Rewrite the lines below as a Markdown table with the columns Row and Line, one numbered row per line. Skip blank lines and leave the pictures out.

** Begin **

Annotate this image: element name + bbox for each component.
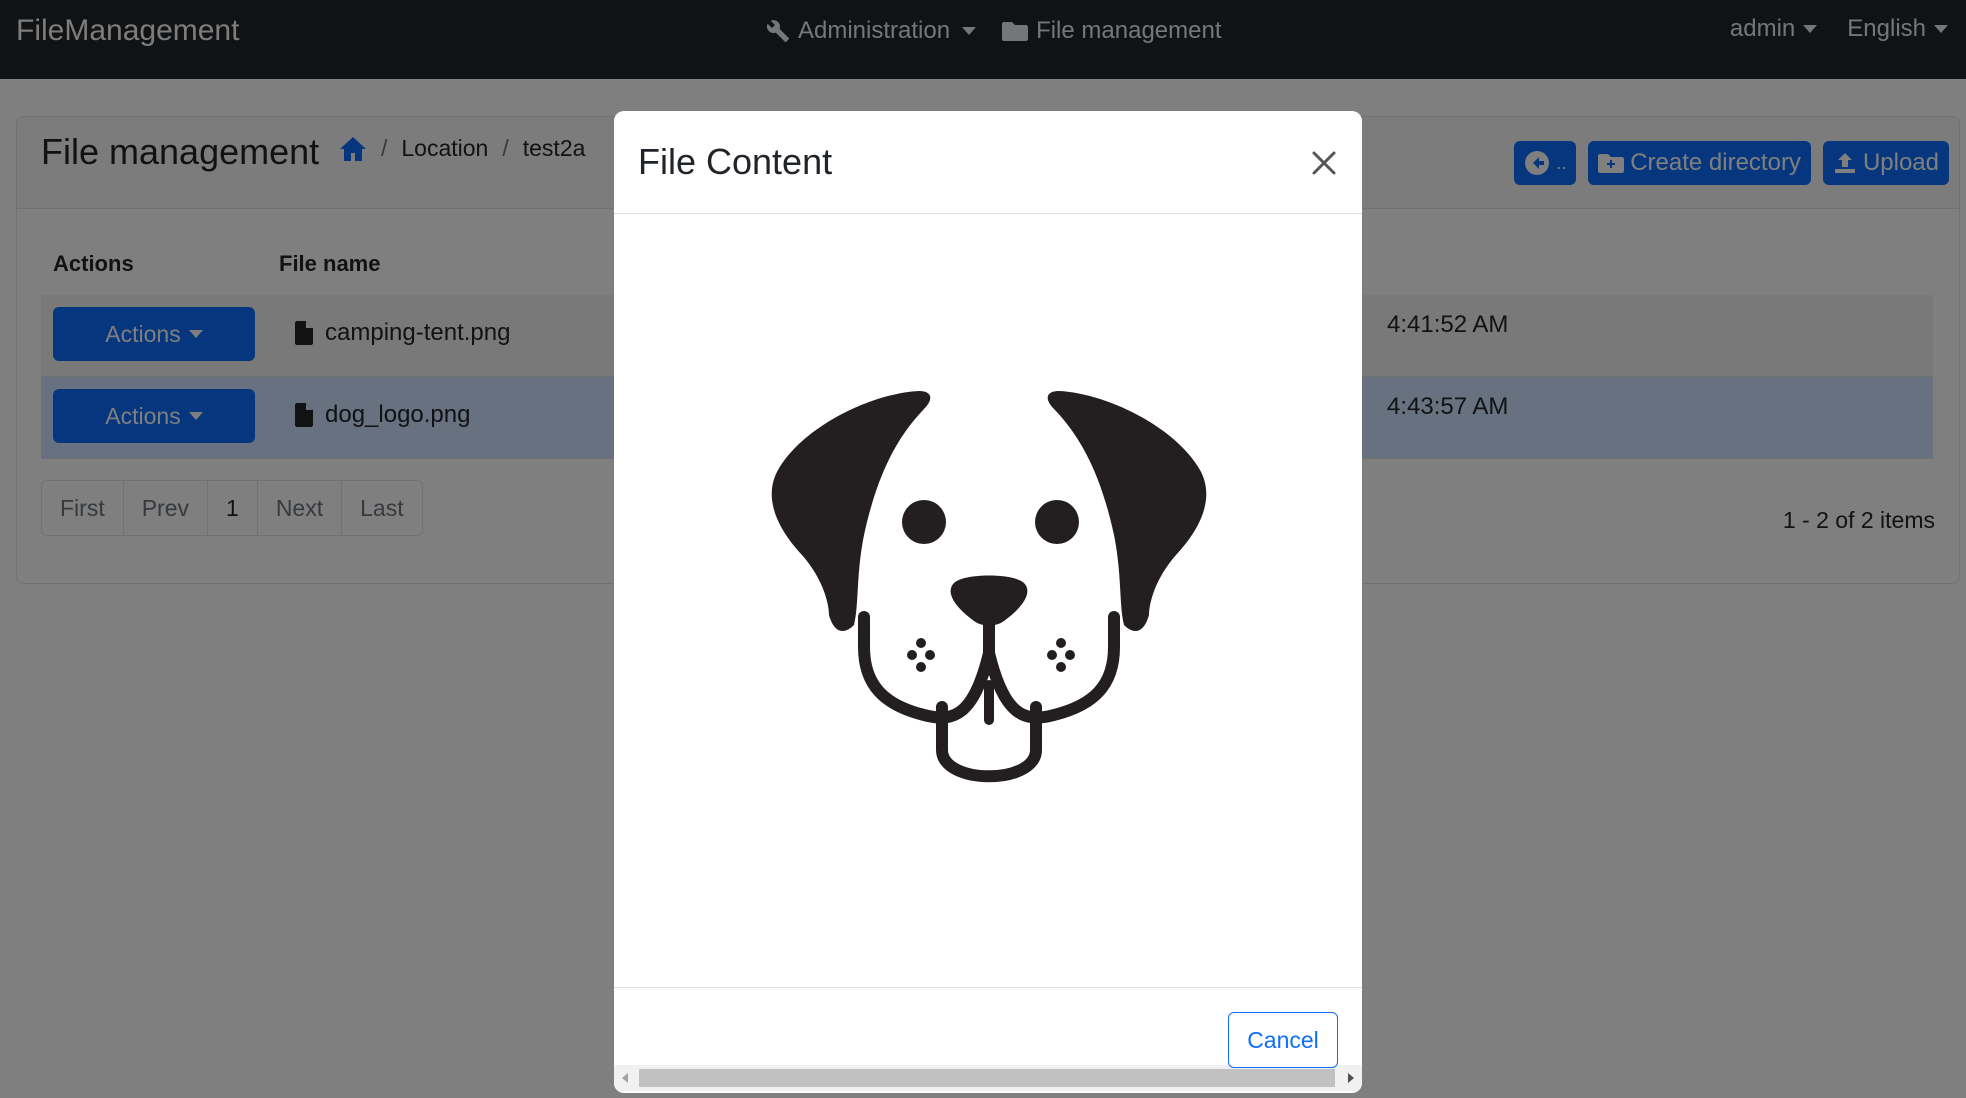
close-icon[interactable]: [1306, 145, 1342, 181]
dog-logo-image: [771, 391, 1207, 783]
modal-footer: Cancel: [614, 987, 1362, 1093]
cancel-button[interactable]: Cancel: [1228, 1012, 1338, 1068]
file-content-modal: File Content Cancel: [614, 111, 1362, 1093]
modal-header: File Content: [614, 111, 1362, 214]
modal-body: [614, 215, 1362, 1091]
modal-title: File Content: [638, 141, 833, 182]
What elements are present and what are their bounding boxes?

** End **

- _Solution for this task_:
| Row | Line |
|---|---|
| 1 | Annotate this image: element name + bbox for each component. |
| 2 | close-icon[interactable]: [1306, 145, 1342, 181] |
| 3 | dog-logo-image: [771, 391, 1207, 783] |
| 4 | modal-footer: Cancel: [614, 987, 1362, 1093] |
| 5 | cancel-button[interactable]: Cancel: [1228, 1012, 1338, 1068] |
| 6 | file-content-modal: File Content Cancel: [614, 111, 1362, 1093] |
| 7 | modal-header: File Content: [614, 111, 1362, 214] |
| 8 | modal-body: [614, 215, 1362, 1091] |
| 9 | modal-title: File Content: [638, 141, 833, 182] |
| 10 | What elements are present and what are their bounding boxes? |